Requirement — Go through the listing and return every line with "screenshot" in it.

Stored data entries

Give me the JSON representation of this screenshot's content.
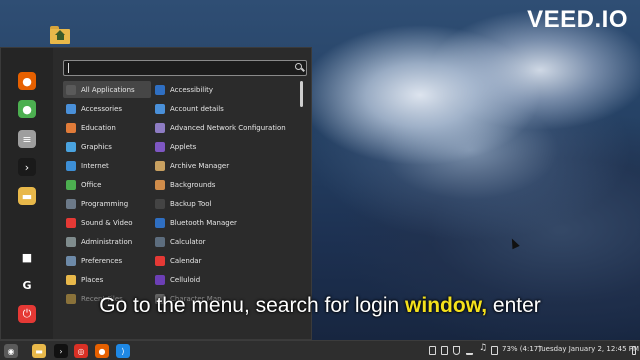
{
  "watermark": "VEED.IO",
  "caption": {
    "part1": "Go to the menu, search for login ",
    "highlight": "window,",
    "part2": " enter"
  },
  "search": {
    "value": "",
    "placeholder": ""
  },
  "categories": [
    {
      "label": "All Applications",
      "icon": "grid-icon",
      "color": "#5a5a5a"
    },
    {
      "label": "Accessories",
      "icon": "scissors-icon",
      "color": "#4a90d9"
    },
    {
      "label": "Education",
      "icon": "education-icon",
      "color": "#e07b39"
    },
    {
      "label": "Graphics",
      "icon": "graphics-icon",
      "color": "#4aa3df"
    },
    {
      "label": "Internet",
      "icon": "cloud-icon",
      "color": "#3d8fd6"
    },
    {
      "label": "Office",
      "icon": "office-icon",
      "color": "#4caf50"
    },
    {
      "label": "Programming",
      "icon": "code-icon",
      "color": "#6c7a89"
    },
    {
      "label": "Sound & Video",
      "icon": "play-icon",
      "color": "#e53935"
    },
    {
      "label": "Administration",
      "icon": "admin-icon",
      "color": "#7f8c8d"
    },
    {
      "label": "Preferences",
      "icon": "preferences-icon",
      "color": "#6d8aa8"
    },
    {
      "label": "Places",
      "icon": "folder-icon",
      "color": "#e8b84a"
    },
    {
      "label": "Recent Files",
      "icon": "recent-icon",
      "color": "#e8b84a"
    }
  ],
  "apps": [
    {
      "label": "Accessibility",
      "icon": "accessibility-icon",
      "color": "#2f6fc2"
    },
    {
      "label": "Account details",
      "icon": "account-icon",
      "color": "#4a90d9"
    },
    {
      "label": "Advanced Network Configuration",
      "icon": "network-icon",
      "color": "#8e7cc3"
    },
    {
      "label": "Applets",
      "icon": "applets-icon",
      "color": "#7e57c2"
    },
    {
      "label": "Archive Manager",
      "icon": "archive-icon",
      "color": "#c8a060"
    },
    {
      "label": "Backgrounds",
      "icon": "backgrounds-icon",
      "color": "#d08c4a"
    },
    {
      "label": "Backup Tool",
      "icon": "backup-icon",
      "color": "#444444"
    },
    {
      "label": "Bluetooth Manager",
      "icon": "bluetooth-icon",
      "color": "#2f6fc2"
    },
    {
      "label": "Calculator",
      "icon": "calculator-icon",
      "color": "#5d6d7e"
    },
    {
      "label": "Calendar",
      "icon": "calendar-icon",
      "color": "#e53935"
    },
    {
      "label": "Celluloid",
      "icon": "celluloid-icon",
      "color": "#6c3fb5"
    },
    {
      "label": "Character Map",
      "icon": "charmap-icon",
      "color": "#9e9e9e"
    }
  ],
  "sidebar": [
    {
      "name": "firefox-icon",
      "color": "#e66000",
      "glyph": "●"
    },
    {
      "name": "software-manager-icon",
      "color": "#4caf50",
      "glyph": "●"
    },
    {
      "name": "system-settings-icon",
      "color": "#9e9e9e",
      "glyph": "≡"
    },
    {
      "name": "terminal-icon",
      "color": "#1a1a1a",
      "glyph": "›"
    },
    {
      "name": "files-icon",
      "color": "#e8b84a",
      "glyph": "▬"
    },
    {
      "name": "lock-screen-icon",
      "color": "transparent",
      "glyph": "■"
    },
    {
      "name": "logout-icon",
      "color": "transparent",
      "glyph": "G"
    },
    {
      "name": "shutdown-icon",
      "color": "#e53935",
      "glyph": "⏻"
    }
  ],
  "panel": {
    "tasks": [
      {
        "name": "mint-menu-icon",
        "color": "#5a5a5a",
        "glyph": "◉"
      },
      {
        "name": "files-icon",
        "color": "#e8b84a",
        "glyph": "▬"
      },
      {
        "name": "terminal-icon",
        "color": "#111111",
        "glyph": "›"
      },
      {
        "name": "chrome-icon",
        "color": "#d93025",
        "glyph": "◎"
      },
      {
        "name": "firefox-icon",
        "color": "#e66000",
        "glyph": "●"
      },
      {
        "name": "vscode-icon",
        "color": "#1e88e5",
        "glyph": "⟩"
      }
    ],
    "battery": "73% (4:17)",
    "clock": "Tuesday January 2, 12:45 PM"
  }
}
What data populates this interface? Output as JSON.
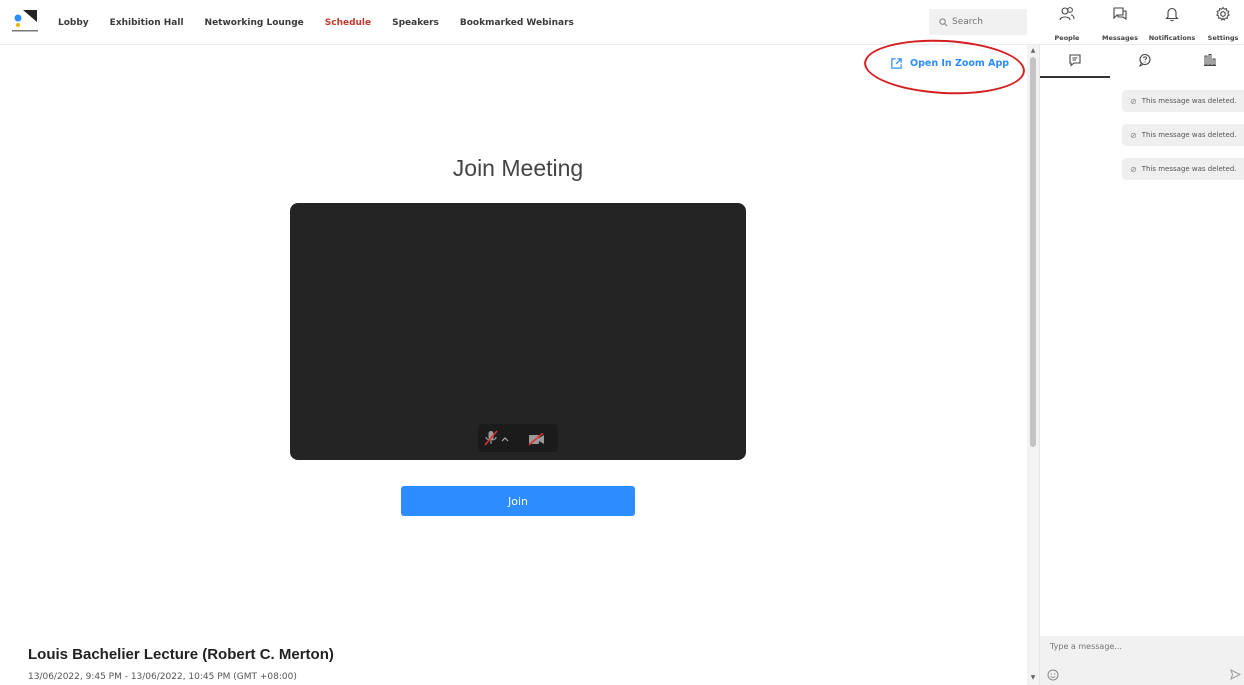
{
  "nav": {
    "items": [
      {
        "label": "Lobby"
      },
      {
        "label": "Exhibition Hall"
      },
      {
        "label": "Networking Lounge"
      },
      {
        "label": "Schedule",
        "active": true
      },
      {
        "label": "Speakers"
      },
      {
        "label": "Bookmarked Webinars"
      }
    ],
    "active_color": "#c0392b"
  },
  "search": {
    "placeholder": "Search",
    "icon": "search-icon"
  },
  "toolbar": {
    "people_label": "People",
    "messages_label": "Messages",
    "notifications_label": "Notifications",
    "settings_label": "Settings"
  },
  "main": {
    "open_zoom_label": "Open In Zoom App",
    "join_title": "Join Meeting",
    "join_button_label": "Join",
    "accent_color": "#2d8cff",
    "event_title": "Louis Bachelier Lecture (Robert C. Merton)",
    "event_time": "13/06/2022, 9:45 PM - 13/06/2022, 10:45 PM (GMT +08:00)"
  },
  "chat": {
    "messages": [
      {
        "text": "This message was deleted."
      },
      {
        "text": "This message was deleted."
      },
      {
        "text": "This message was deleted."
      }
    ],
    "input_placeholder": "Type a message..."
  }
}
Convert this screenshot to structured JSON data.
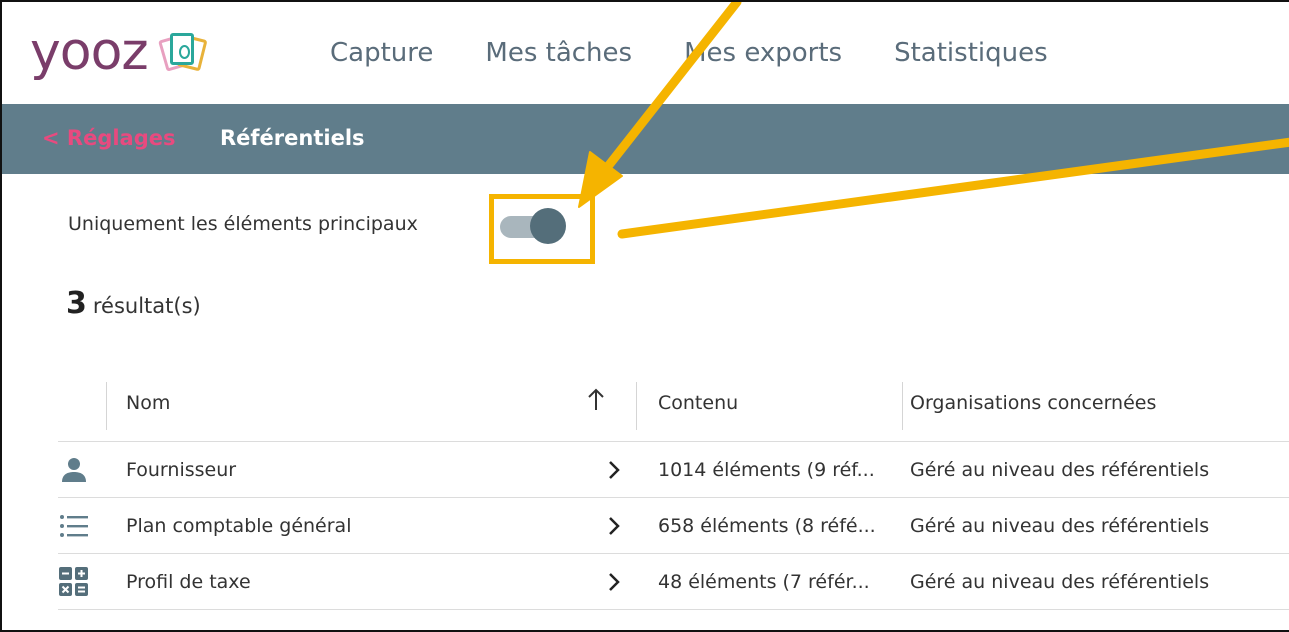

Response to this task —
Give me the JSON representation of this screenshot's content.
Convert this screenshot to structured JSON data.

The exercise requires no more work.